• _Requirement_
State how many lines of the entries hold the string "text". Reply with the number alone.

• _Data to use_
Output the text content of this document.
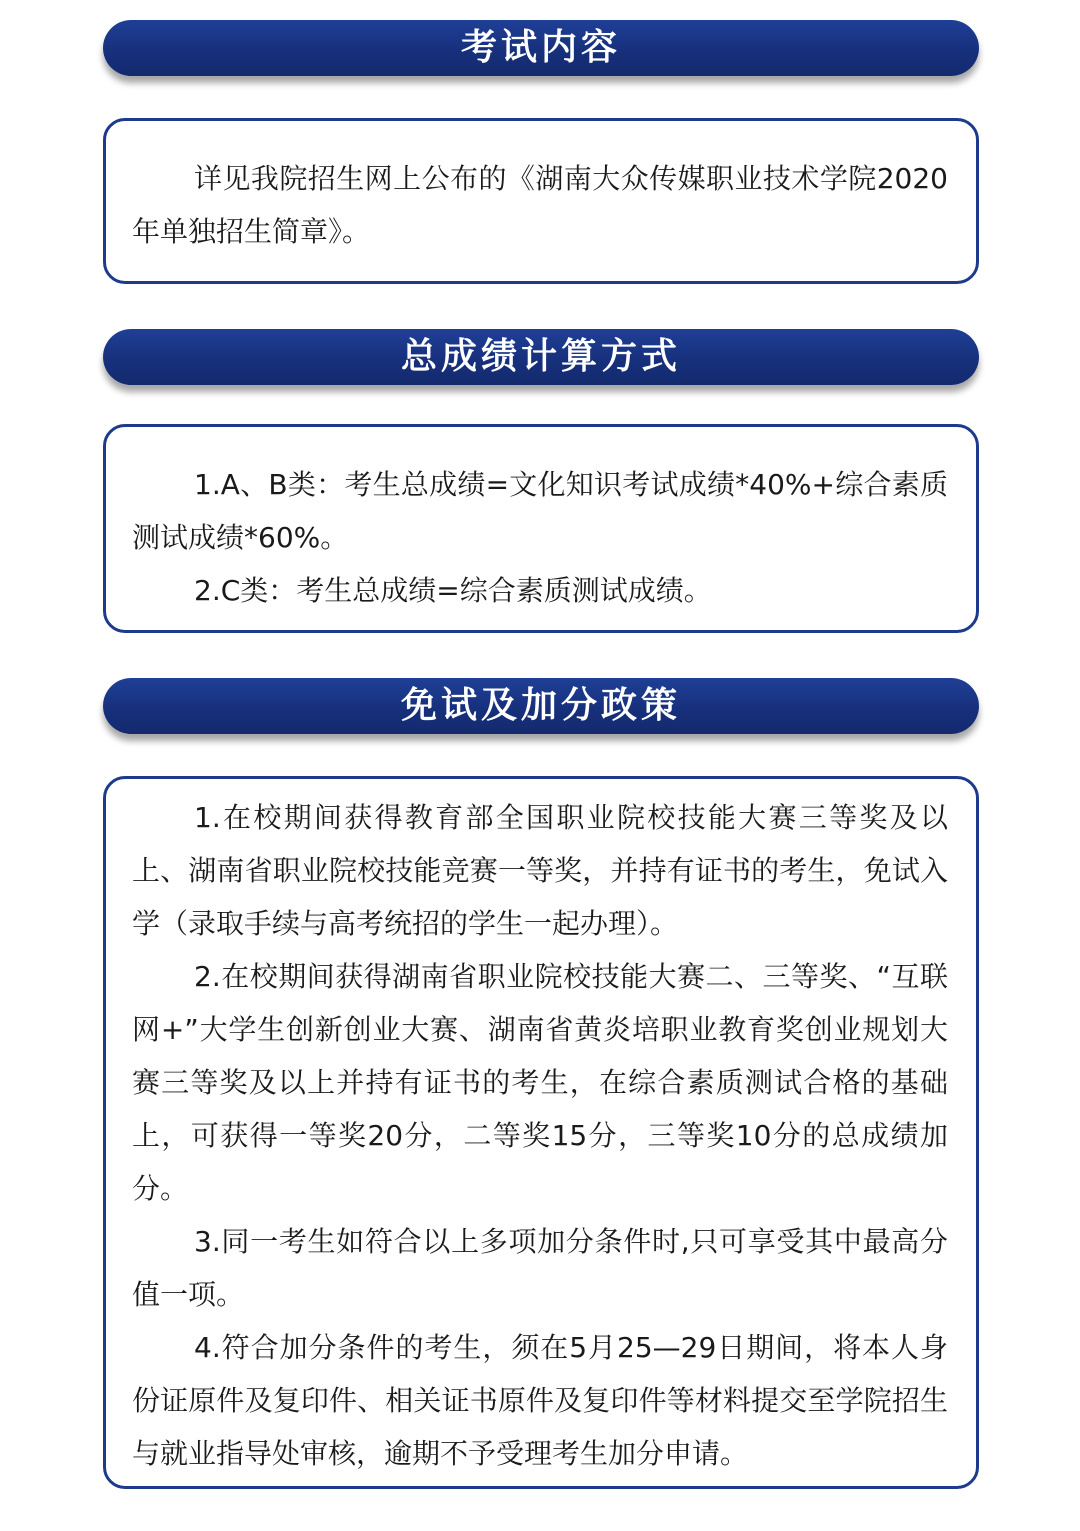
考试内容

详见我院招生网上公布的《湖南大众传媒职业技术学院2020年单独招生简章》。

总成绩计算方式

1.A、B类：考生总成绩=文化知识考试成绩*40%+综合素质测试成绩*60%。

2.C类：考生总成绩=综合素质测试成绩。

免试及加分政策

1.在校期间获得教育部全国职业院校技能大赛三等奖及以上、湖南省职业院校技能竞赛一等奖，并持有证书的考生，免试入学（录取手续与高考统招的学生一起办理）。

2.在校期间获得湖南省职业院校技能大赛二、三等奖、“互联网+”大学生创新创业大赛、湖南省黄炎培职业教育奖创业规划大赛三等奖及以上并持有证书的考生，在综合素质测试合格的基础上，可获得一等奖20分，二等奖15分，三等奖10分的总成绩加分。

3.同一考生如符合以上多项加分条件时,只可享受其中最高分值一项。

4.符合加分条件的考生，须在5月25—29日期间，将本人身份证原件及复印件、相关证书原件及复印件等材料提交至学院招生与就业指导处审核，逾期不予受理考生加分申请。
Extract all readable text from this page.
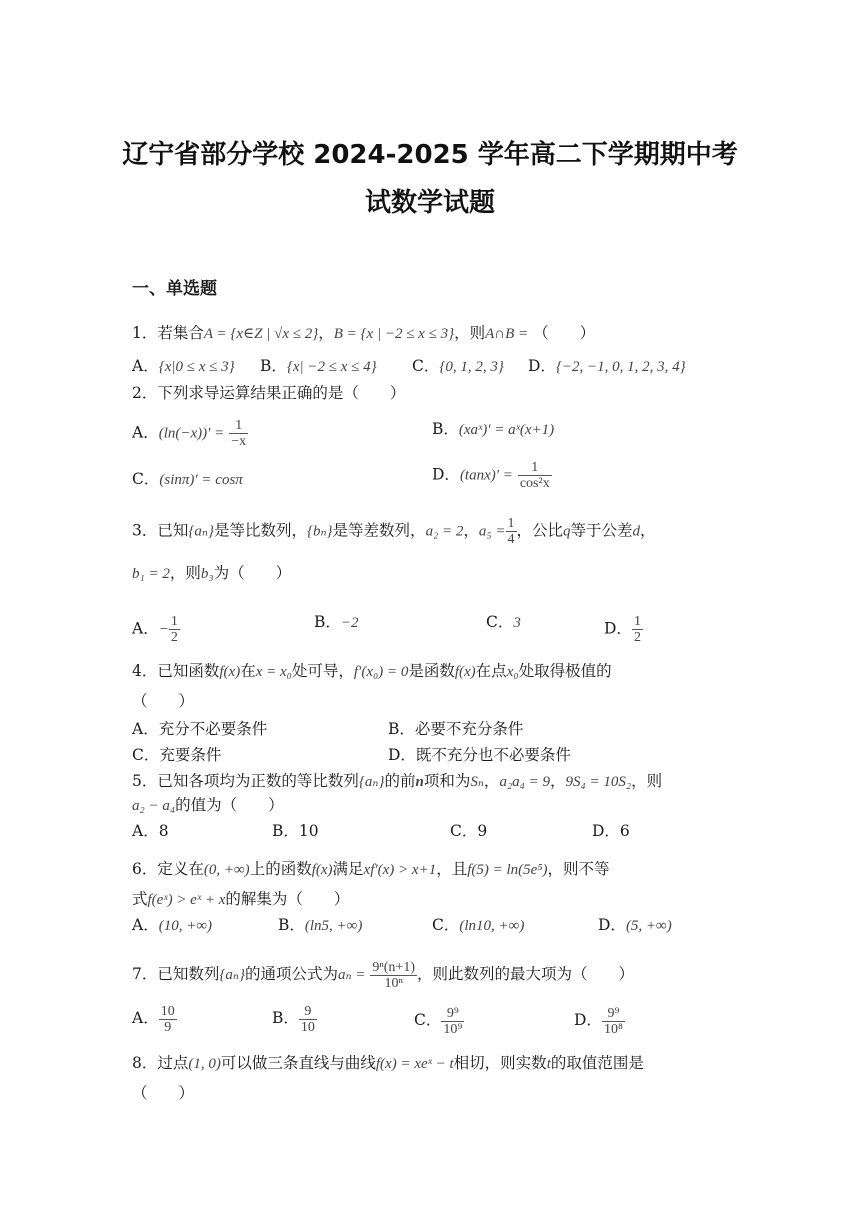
辽宁省部分学校 2024-2025 学年高二下学期期中考
试数学试题
一、单选题
1．若集合A = {x∈Z | √x ≤ 2}，B = {x | −2 ≤ x ≤ 3}，则A∩B = （　　）
A．{x|0 ≤ x ≤ 3} B．{x| −2 ≤ x ≤ 4} C．{0, 1, 2, 3} D．{−2, −1, 0, 1, 2, 3, 4}
2．下列求导运算结果正确的是（　　）
A．$(\ln(-x))' = \frac{1}{-x}$	B．(xaˣ)′ = aˣ(x+1)
C．(sinπ)′ = cosπ	D．$(\tan x)' = \frac{1}{\text{cos²x}}$
3．已知{aₙ}是等比数列，{bₙ}是等差数列，a₂ = 2，$a_5 = \frac{1}{4}$ ，公比q等于公差d，
b₁ = 2，则b₃为（　　）
A．− $\frac{1}{2}$	B．−2	C．3	D． $\frac{1}{2}$
4．已知函数f(x)在x = x₀处可导，f′(x₀) = 0是函数f(x)在点x₀处取得极值的
（　　）
A．充分不必要条件	B．必要不充分条件
C．充要条件	D．既不充分也不必要条件
5．已知各项均为正数的等比数列{aₙ}的前n项和为Sₙ，a₂a₄ = 9，9S₄ = 10S₂，则
a₂ − a₄的值为（　　）
A．8	B．10	C．9	D．6
6．定义在(0, +∞)上的函数f(x)满足xf′(x) > x+1，且f(5) = ln(5e⁵)，则不等
式f(eˣ) > eˣ + x的解集为（　　）
A．(10, +∞)	B．(ln5, +∞)	C．(ln10, +∞)	D．(5, +∞)
7．已知数列{aₙ}的通项公式为$a_n = \frac{\text{9ⁿ(n+1)}}{\text{10ⁿ}}$ ，则此数列的最大项为（　　）
A． $\frac{10}{9}$	B． $\frac{9}{10}$	C． $\frac{\text{9⁹}}{\text{10⁹}}$	D． $\frac{\text{9⁹}}{\text{10⁸}}$
8．过点(1, 0)可以做三条直线与曲线f(x) = xeˣ − t相切，则实数t的取值范围是
（　　）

• _The response_
5